**Stated task**.
Reproduce each line of the material exactly, minus any picture.

**Information provided**.
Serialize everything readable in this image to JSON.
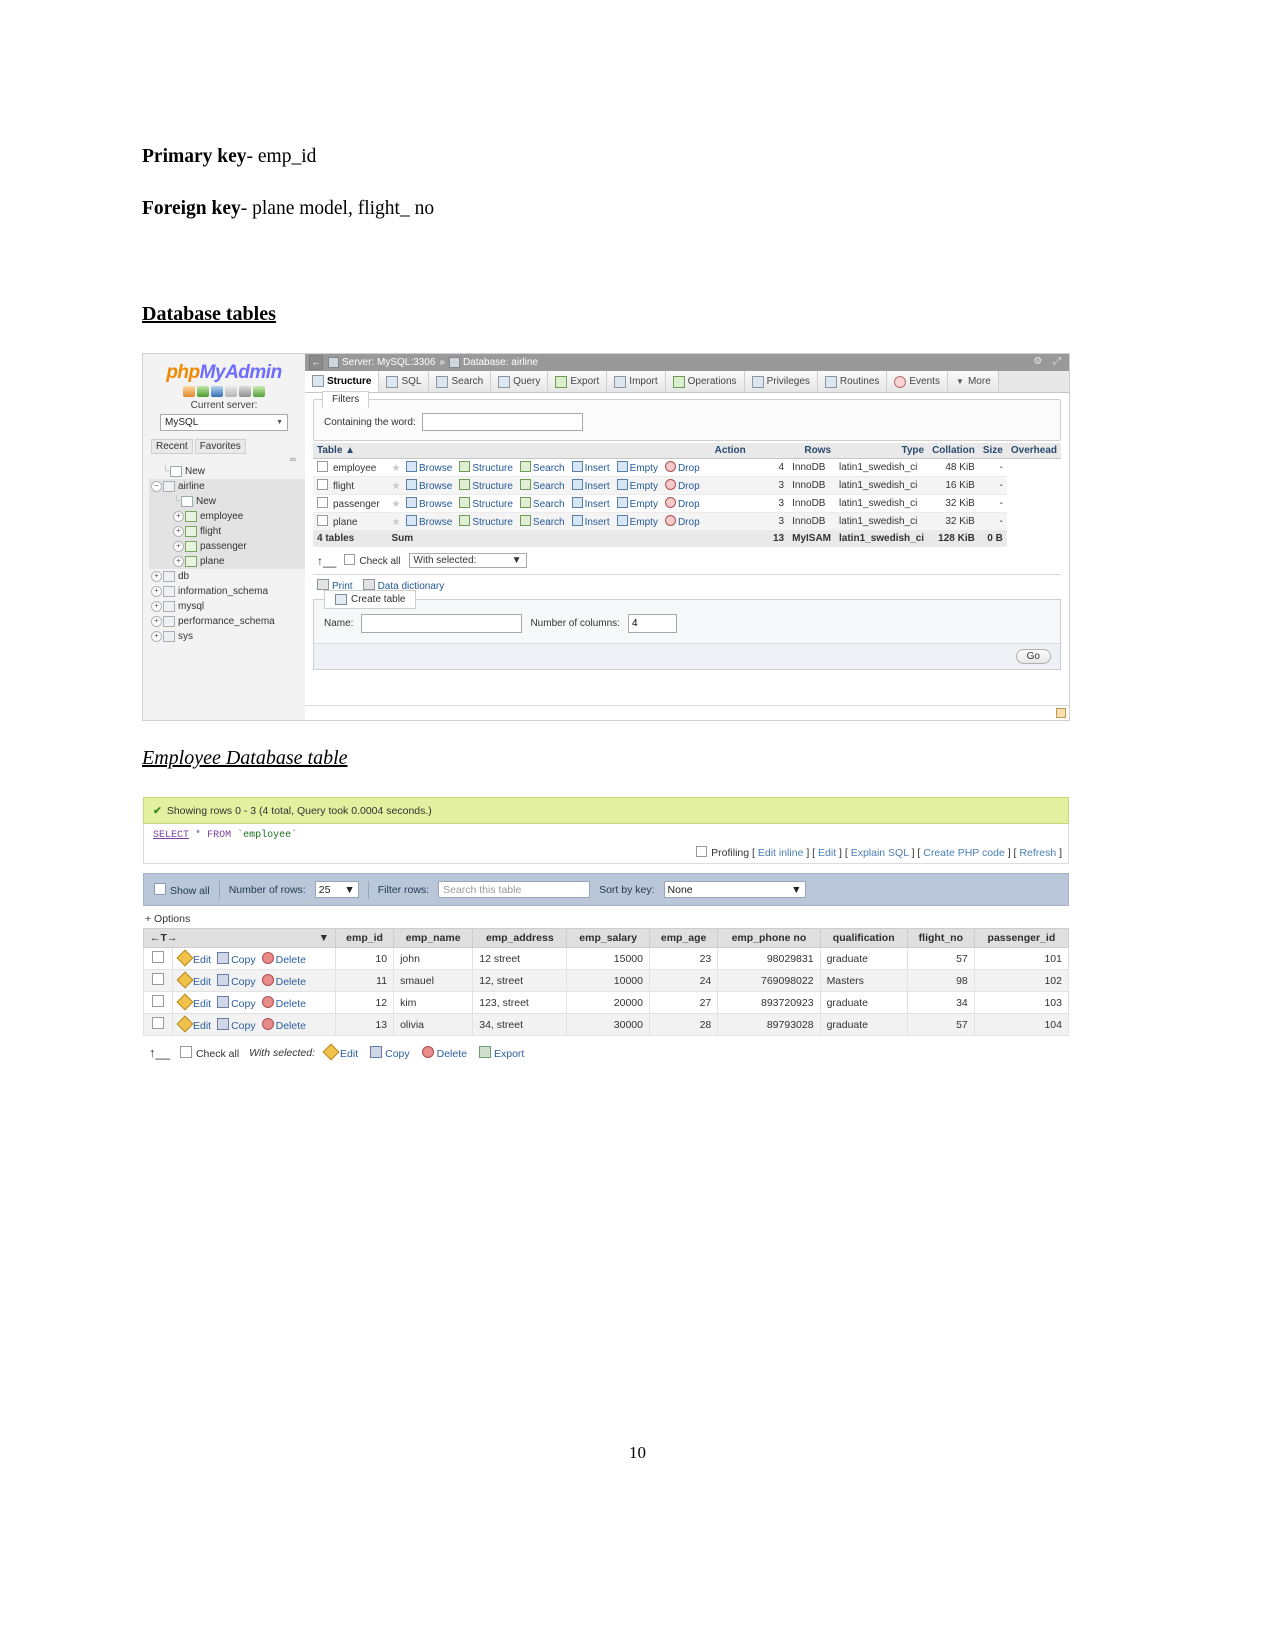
{
  "document": {
    "primary_key_label": "Primary key",
    "primary_key_value": "- emp_id",
    "foreign_key_label": "Foreign key",
    "foreign_key_value": "- plane model, flight_ no",
    "heading_database_tables": "Database tables",
    "heading_employee_table": "Employee Database table",
    "page_number": "10"
  },
  "pma": {
    "logo": {
      "php": "php",
      "my": "My",
      "admin": "Admin"
    },
    "icons": [
      "home-icon",
      "exit-icon",
      "docs-icon",
      "info-icon",
      "settings-icon",
      "refresh-icon"
    ],
    "current_server_label": "Current server:",
    "server_select_value": "MySQL",
    "recent_label": "Recent",
    "favorites_label": "Favorites",
    "tree": [
      {
        "label": "New",
        "depth": 1,
        "toggle": "",
        "icon": "new",
        "selected": false
      },
      {
        "label": "airline",
        "depth": 0,
        "toggle": "−",
        "icon": "db",
        "selected": true
      },
      {
        "label": "New",
        "depth": 2,
        "toggle": "",
        "icon": "new",
        "selected": true
      },
      {
        "label": "employee",
        "depth": 2,
        "toggle": "+",
        "icon": "tbl",
        "selected": true
      },
      {
        "label": "flight",
        "depth": 2,
        "toggle": "+",
        "icon": "tbl",
        "selected": true
      },
      {
        "label": "passenger",
        "depth": 2,
        "toggle": "+",
        "icon": "tbl",
        "selected": true
      },
      {
        "label": "plane",
        "depth": 2,
        "toggle": "+",
        "icon": "tbl",
        "selected": true
      },
      {
        "label": "db",
        "depth": 0,
        "toggle": "+",
        "icon": "db",
        "selected": false
      },
      {
        "label": "information_schema",
        "depth": 0,
        "toggle": "+",
        "icon": "db",
        "selected": false
      },
      {
        "label": "mysql",
        "depth": 0,
        "toggle": "+",
        "icon": "db",
        "selected": false
      },
      {
        "label": "performance_schema",
        "depth": 0,
        "toggle": "+",
        "icon": "db",
        "selected": false
      },
      {
        "label": "sys",
        "depth": 0,
        "toggle": "+",
        "icon": "db",
        "selected": false
      }
    ],
    "breadcrumb": {
      "back": "←",
      "server": "Server: MySQL:3306",
      "separator": "»",
      "database": "Database: airline"
    },
    "tabs": [
      {
        "label": "Structure",
        "active": true,
        "icon": "structure-icon"
      },
      {
        "label": "SQL",
        "active": false,
        "icon": "sql-icon"
      },
      {
        "label": "Search",
        "active": false,
        "icon": "search-icon"
      },
      {
        "label": "Query",
        "active": false,
        "icon": "query-icon"
      },
      {
        "label": "Export",
        "active": false,
        "icon": "export-icon"
      },
      {
        "label": "Import",
        "active": false,
        "icon": "import-icon"
      },
      {
        "label": "Operations",
        "active": false,
        "icon": "operations-icon"
      },
      {
        "label": "Privileges",
        "active": false,
        "icon": "privileges-icon"
      },
      {
        "label": "Routines",
        "active": false,
        "icon": "routines-icon"
      },
      {
        "label": "Events",
        "active": false,
        "icon": "events-icon"
      },
      {
        "label": "More",
        "active": false,
        "icon": "more-icon"
      }
    ],
    "filters": {
      "legend": "Filters",
      "containing_label": "Containing the word:",
      "containing_value": ""
    },
    "table_list": {
      "headers": [
        "Table",
        "Action",
        "Rows",
        "Type",
        "Collation",
        "Size",
        "Overhead"
      ],
      "sort_marker": "▲",
      "actions": [
        "Browse",
        "Structure",
        "Search",
        "Insert",
        "Empty",
        "Drop"
      ],
      "rows": [
        {
          "name": "employee",
          "rows": "4",
          "type": "InnoDB",
          "collation": "latin1_swedish_ci",
          "size": "48 KiB",
          "overhead": "-"
        },
        {
          "name": "flight",
          "rows": "3",
          "type": "InnoDB",
          "collation": "latin1_swedish_ci",
          "size": "16 KiB",
          "overhead": "-"
        },
        {
          "name": "passenger",
          "rows": "3",
          "type": "InnoDB",
          "collation": "latin1_swedish_ci",
          "size": "32 KiB",
          "overhead": "-"
        },
        {
          "name": "plane",
          "rows": "3",
          "type": "InnoDB",
          "collation": "latin1_swedish_ci",
          "size": "32 KiB",
          "overhead": "-"
        }
      ],
      "sum": {
        "count": "4 tables",
        "label": "Sum",
        "rows": "13",
        "type": "MyISAM",
        "collation": "latin1_swedish_ci",
        "size": "128 KiB",
        "overhead": "0 B"
      }
    },
    "footer": {
      "check_all": "Check all",
      "with_selected": "With selected:",
      "print": "Print",
      "data_dictionary": "Data dictionary"
    },
    "create_table": {
      "legend": "Create table",
      "name_label": "Name:",
      "name_value": "",
      "columns_label": "Number of columns:",
      "columns_value": "4",
      "go_label": "Go"
    }
  },
  "emp": {
    "status": "Showing rows 0 - 3 (4 total, Query took 0.0004 seconds.)",
    "sql": {
      "select": "SELECT",
      "star": "*",
      "from": "FROM",
      "table": "`employee`"
    },
    "profiling": {
      "label": "Profiling",
      "links": [
        "Edit inline",
        "Edit",
        "Explain SQL",
        "Create PHP code",
        "Refresh"
      ]
    },
    "controls": {
      "show_all": "Show all",
      "number_of_rows_label": "Number of rows:",
      "number_of_rows_value": "25",
      "filter_rows_label": "Filter rows:",
      "filter_rows_placeholder": "Search this table",
      "sort_by_key_label": "Sort by key:",
      "sort_by_key_value": "None"
    },
    "options_label": "+ Options",
    "nav_header": "←T→",
    "row_actions": [
      "Edit",
      "Copy",
      "Delete"
    ],
    "columns": [
      "emp_id",
      "emp_name",
      "emp_address",
      "emp_salary",
      "emp_age",
      "emp_phone no",
      "qualification",
      "flight_no",
      "passenger_id"
    ],
    "rows": [
      [
        "10",
        "john",
        "12 street",
        "15000",
        "23",
        "98029831",
        "graduate",
        "57",
        "101"
      ],
      [
        "11",
        "smauel",
        "12, street",
        "10000",
        "24",
        "769098022",
        "Masters",
        "98",
        "102"
      ],
      [
        "12",
        "kim",
        "123, street",
        "20000",
        "27",
        "893720923",
        "graduate",
        "34",
        "103"
      ],
      [
        "13",
        "olivia",
        "34, street",
        "30000",
        "28",
        "89793028",
        "graduate",
        "57",
        "104"
      ]
    ],
    "bottom": {
      "check_all": "Check all",
      "with_selected": "With selected:",
      "actions": [
        "Edit",
        "Copy",
        "Delete",
        "Export"
      ]
    }
  }
}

**Task answer**.
Serialize everything readable in this image to JSON.
{
  "document": {
    "primary_key_label": "Primary key",
    "primary_key_value": "- emp_id",
    "foreign_key_label": "Foreign key",
    "foreign_key_value": "- plane model, flight_ no",
    "heading_database_tables": "Database tables",
    "heading_employee_table": "Employee Database table",
    "page_number": "10"
  },
  "pma": {
    "logo": {
      "php": "php",
      "my": "My",
      "admin": "Admin"
    },
    "icons": [
      "home-icon",
      "exit-icon",
      "docs-icon",
      "info-icon",
      "settings-icon",
      "refresh-icon"
    ],
    "current_server_label": "Current server:",
    "server_select_value": "MySQL",
    "recent_label": "Recent",
    "favorites_label": "Favorites",
    "tree": [
      {
        "label": "New",
        "depth": 1,
        "toggle": "",
        "icon": "new",
        "selected": false
      },
      {
        "label": "airline",
        "depth": 0,
        "toggle": "−",
        "icon": "db",
        "selected": true
      },
      {
        "label": "New",
        "depth": 2,
        "toggle": "",
        "icon": "new",
        "selected": true
      },
      {
        "label": "employee",
        "depth": 2,
        "toggle": "+",
        "icon": "tbl",
        "selected": true
      },
      {
        "label": "flight",
        "depth": 2,
        "toggle": "+",
        "icon": "tbl",
        "selected": true
      },
      {
        "label": "passenger",
        "depth": 2,
        "toggle": "+",
        "icon": "tbl",
        "selected": true
      },
      {
        "label": "plane",
        "depth": 2,
        "toggle": "+",
        "icon": "tbl",
        "selected": true
      },
      {
        "label": "db",
        "depth": 0,
        "toggle": "+",
        "icon": "db",
        "selected": false
      },
      {
        "label": "information_schema",
        "depth": 0,
        "toggle": "+",
        "icon": "db",
        "selected": false
      },
      {
        "label": "mysql",
        "depth": 0,
        "toggle": "+",
        "icon": "db",
        "selected": false
      },
      {
        "label": "performance_schema",
        "depth": 0,
        "toggle": "+",
        "icon": "db",
        "selected": false
      },
      {
        "label": "sys",
        "depth": 0,
        "toggle": "+",
        "icon": "db",
        "selected": false
      }
    ],
    "breadcrumb": {
      "back": "←",
      "server": "Server: MySQL:3306",
      "separator": "»",
      "database": "Database: airline"
    },
    "tabs": [
      {
        "label": "Structure",
        "active": true,
        "icon": "structure-icon"
      },
      {
        "label": "SQL",
        "active": false,
        "icon": "sql-icon"
      },
      {
        "label": "Search",
        "active": false,
        "icon": "search-icon"
      },
      {
        "label": "Query",
        "active": false,
        "icon": "query-icon"
      },
      {
        "label": "Export",
        "active": false,
        "icon": "export-icon"
      },
      {
        "label": "Import",
        "active": false,
        "icon": "import-icon"
      },
      {
        "label": "Operations",
        "active": false,
        "icon": "operations-icon"
      },
      {
        "label": "Privileges",
        "active": false,
        "icon": "privileges-icon"
      },
      {
        "label": "Routines",
        "active": false,
        "icon": "routines-icon"
      },
      {
        "label": "Events",
        "active": false,
        "icon": "events-icon"
      },
      {
        "label": "More",
        "active": false,
        "icon": "more-icon"
      }
    ],
    "filters": {
      "legend": "Filters",
      "containing_label": "Containing the word:",
      "containing_value": ""
    },
    "table_list": {
      "headers": [
        "Table",
        "Action",
        "Rows",
        "Type",
        "Collation",
        "Size",
        "Overhead"
      ],
      "sort_marker": "▲",
      "actions": [
        "Browse",
        "Structure",
        "Search",
        "Insert",
        "Empty",
        "Drop"
      ],
      "rows": [
        {
          "name": "employee",
          "rows": "4",
          "type": "InnoDB",
          "collation": "latin1_swedish_ci",
          "size": "48 KiB",
          "overhead": "-"
        },
        {
          "name": "flight",
          "rows": "3",
          "type": "InnoDB",
          "collation": "latin1_swedish_ci",
          "size": "16 KiB",
          "overhead": "-"
        },
        {
          "name": "passenger",
          "rows": "3",
          "type": "InnoDB",
          "collation": "latin1_swedish_ci",
          "size": "32 KiB",
          "overhead": "-"
        },
        {
          "name": "plane",
          "rows": "3",
          "type": "InnoDB",
          "collation": "latin1_swedish_ci",
          "size": "32 KiB",
          "overhead": "-"
        }
      ],
      "sum": {
        "count": "4 tables",
        "label": "Sum",
        "rows": "13",
        "type": "MyISAM",
        "collation": "latin1_swedish_ci",
        "size": "128 KiB",
        "overhead": "0 B"
      }
    },
    "footer": {
      "check_all": "Check all",
      "with_selected": "With selected:",
      "print": "Print",
      "data_dictionary": "Data dictionary"
    },
    "create_table": {
      "legend": "Create table",
      "name_label": "Name:",
      "name_value": "",
      "columns_label": "Number of columns:",
      "columns_value": "4",
      "go_label": "Go"
    }
  },
  "emp": {
    "status": "Showing rows 0 - 3 (4 total, Query took 0.0004 seconds.)",
    "sql": {
      "select": "SELECT",
      "star": "*",
      "from": "FROM",
      "table": "`employee`"
    },
    "profiling": {
      "label": "Profiling",
      "links": [
        "Edit inline",
        "Edit",
        "Explain SQL",
        "Create PHP code",
        "Refresh"
      ]
    },
    "controls": {
      "show_all": "Show all",
      "number_of_rows_label": "Number of rows:",
      "number_of_rows_value": "25",
      "filter_rows_label": "Filter rows:",
      "filter_rows_placeholder": "Search this table",
      "sort_by_key_label": "Sort by key:",
      "sort_by_key_value": "None"
    },
    "options_label": "+ Options",
    "nav_header": "←T→",
    "row_actions": [
      "Edit",
      "Copy",
      "Delete"
    ],
    "columns": [
      "emp_id",
      "emp_name",
      "emp_address",
      "emp_salary",
      "emp_age",
      "emp_phone no",
      "qualification",
      "flight_no",
      "passenger_id"
    ],
    "rows": [
      [
        "10",
        "john",
        "12 street",
        "15000",
        "23",
        "98029831",
        "graduate",
        "57",
        "101"
      ],
      [
        "11",
        "smauel",
        "12, street",
        "10000",
        "24",
        "769098022",
        "Masters",
        "98",
        "102"
      ],
      [
        "12",
        "kim",
        "123, street",
        "20000",
        "27",
        "893720923",
        "graduate",
        "34",
        "103"
      ],
      [
        "13",
        "olivia",
        "34, street",
        "30000",
        "28",
        "89793028",
        "graduate",
        "57",
        "104"
      ]
    ],
    "bottom": {
      "check_all": "Check all",
      "with_selected": "With selected:",
      "actions": [
        "Edit",
        "Copy",
        "Delete",
        "Export"
      ]
    }
  }
}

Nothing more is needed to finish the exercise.